**PROBLEM DETAILS:**
Return the number of lines that include the string "this", without any other text.

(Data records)
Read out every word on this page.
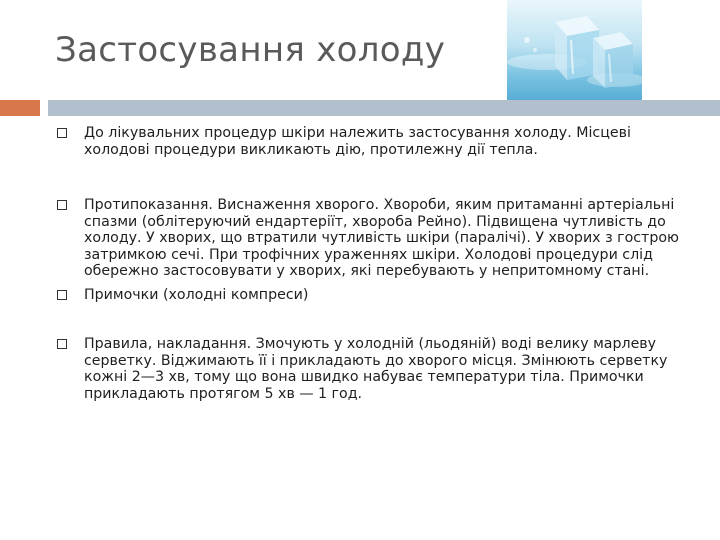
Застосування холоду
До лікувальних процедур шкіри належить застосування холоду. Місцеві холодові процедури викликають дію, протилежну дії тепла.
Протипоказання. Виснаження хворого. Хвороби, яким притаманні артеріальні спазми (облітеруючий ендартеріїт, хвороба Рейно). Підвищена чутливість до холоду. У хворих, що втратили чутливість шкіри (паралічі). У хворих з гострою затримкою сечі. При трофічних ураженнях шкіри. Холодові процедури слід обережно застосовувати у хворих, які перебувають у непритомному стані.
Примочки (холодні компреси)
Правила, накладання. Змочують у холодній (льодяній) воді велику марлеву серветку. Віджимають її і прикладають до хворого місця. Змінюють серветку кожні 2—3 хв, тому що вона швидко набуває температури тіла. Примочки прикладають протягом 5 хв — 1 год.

--

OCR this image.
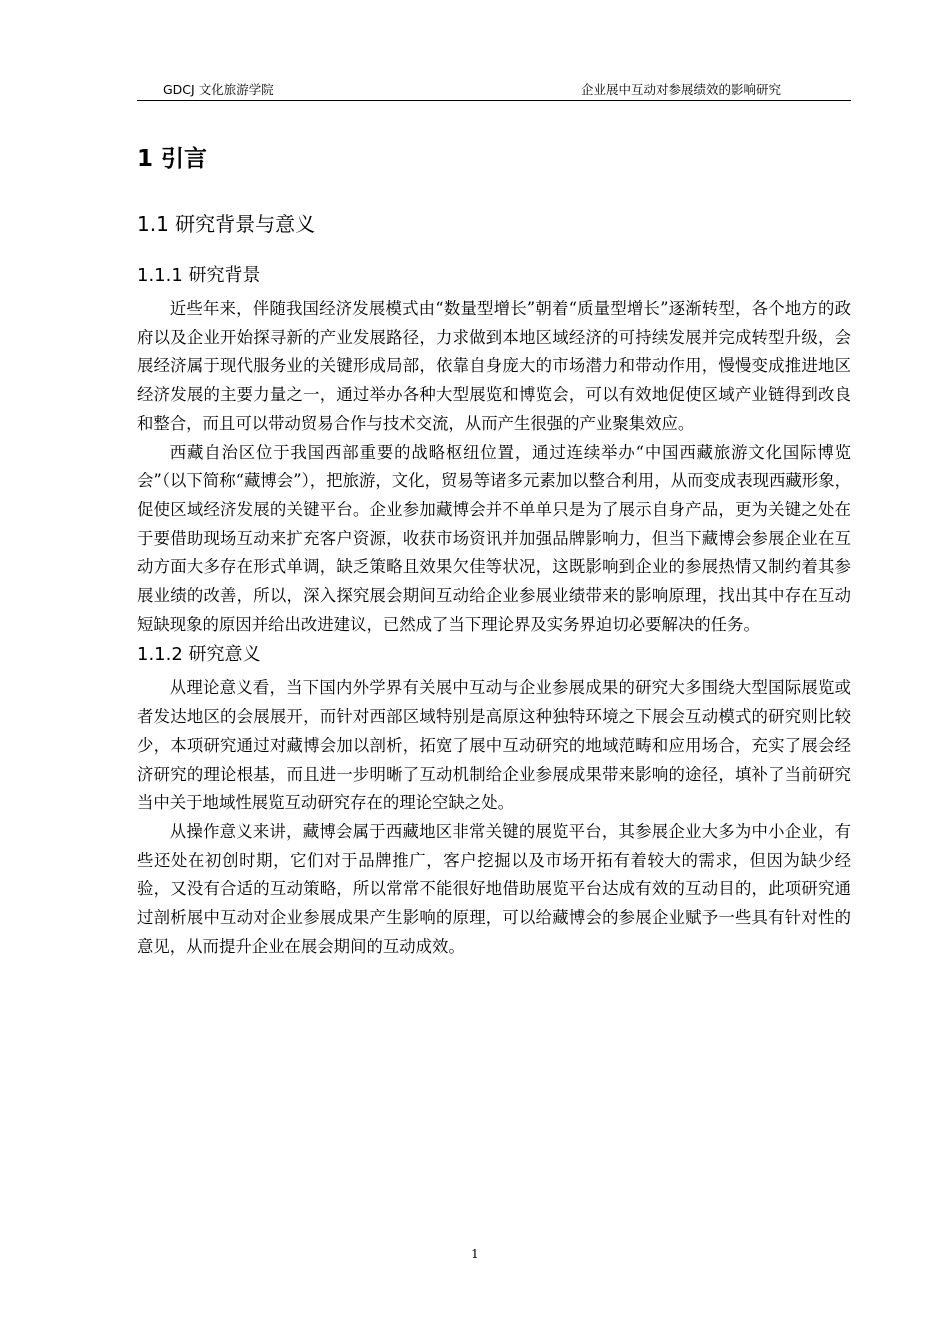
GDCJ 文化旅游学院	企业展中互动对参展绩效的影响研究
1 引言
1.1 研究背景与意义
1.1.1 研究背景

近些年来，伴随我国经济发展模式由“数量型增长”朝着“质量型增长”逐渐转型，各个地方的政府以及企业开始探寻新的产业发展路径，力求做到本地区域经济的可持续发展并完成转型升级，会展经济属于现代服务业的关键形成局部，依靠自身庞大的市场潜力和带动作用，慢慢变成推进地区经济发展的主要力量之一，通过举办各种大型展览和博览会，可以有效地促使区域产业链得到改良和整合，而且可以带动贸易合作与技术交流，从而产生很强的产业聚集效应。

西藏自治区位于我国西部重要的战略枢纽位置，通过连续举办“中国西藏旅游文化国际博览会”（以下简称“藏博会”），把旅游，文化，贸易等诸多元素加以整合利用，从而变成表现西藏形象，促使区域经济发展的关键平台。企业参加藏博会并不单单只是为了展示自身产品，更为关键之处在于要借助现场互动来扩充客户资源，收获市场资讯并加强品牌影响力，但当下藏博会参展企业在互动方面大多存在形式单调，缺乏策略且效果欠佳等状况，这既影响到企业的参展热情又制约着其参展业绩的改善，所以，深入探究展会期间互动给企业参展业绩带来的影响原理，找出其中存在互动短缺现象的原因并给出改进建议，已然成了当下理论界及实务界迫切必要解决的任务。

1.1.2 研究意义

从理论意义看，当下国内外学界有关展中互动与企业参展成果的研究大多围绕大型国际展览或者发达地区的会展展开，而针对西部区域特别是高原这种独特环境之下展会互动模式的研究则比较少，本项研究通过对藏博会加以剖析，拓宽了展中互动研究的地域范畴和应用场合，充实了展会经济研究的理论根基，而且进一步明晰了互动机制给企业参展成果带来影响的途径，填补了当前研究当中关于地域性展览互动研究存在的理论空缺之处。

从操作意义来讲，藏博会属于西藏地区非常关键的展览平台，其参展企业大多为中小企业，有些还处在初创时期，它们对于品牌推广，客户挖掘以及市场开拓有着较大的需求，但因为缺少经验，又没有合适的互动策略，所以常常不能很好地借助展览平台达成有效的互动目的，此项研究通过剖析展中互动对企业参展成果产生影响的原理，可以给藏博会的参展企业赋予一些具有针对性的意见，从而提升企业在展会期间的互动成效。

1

**OUTPUT BELOW:**
2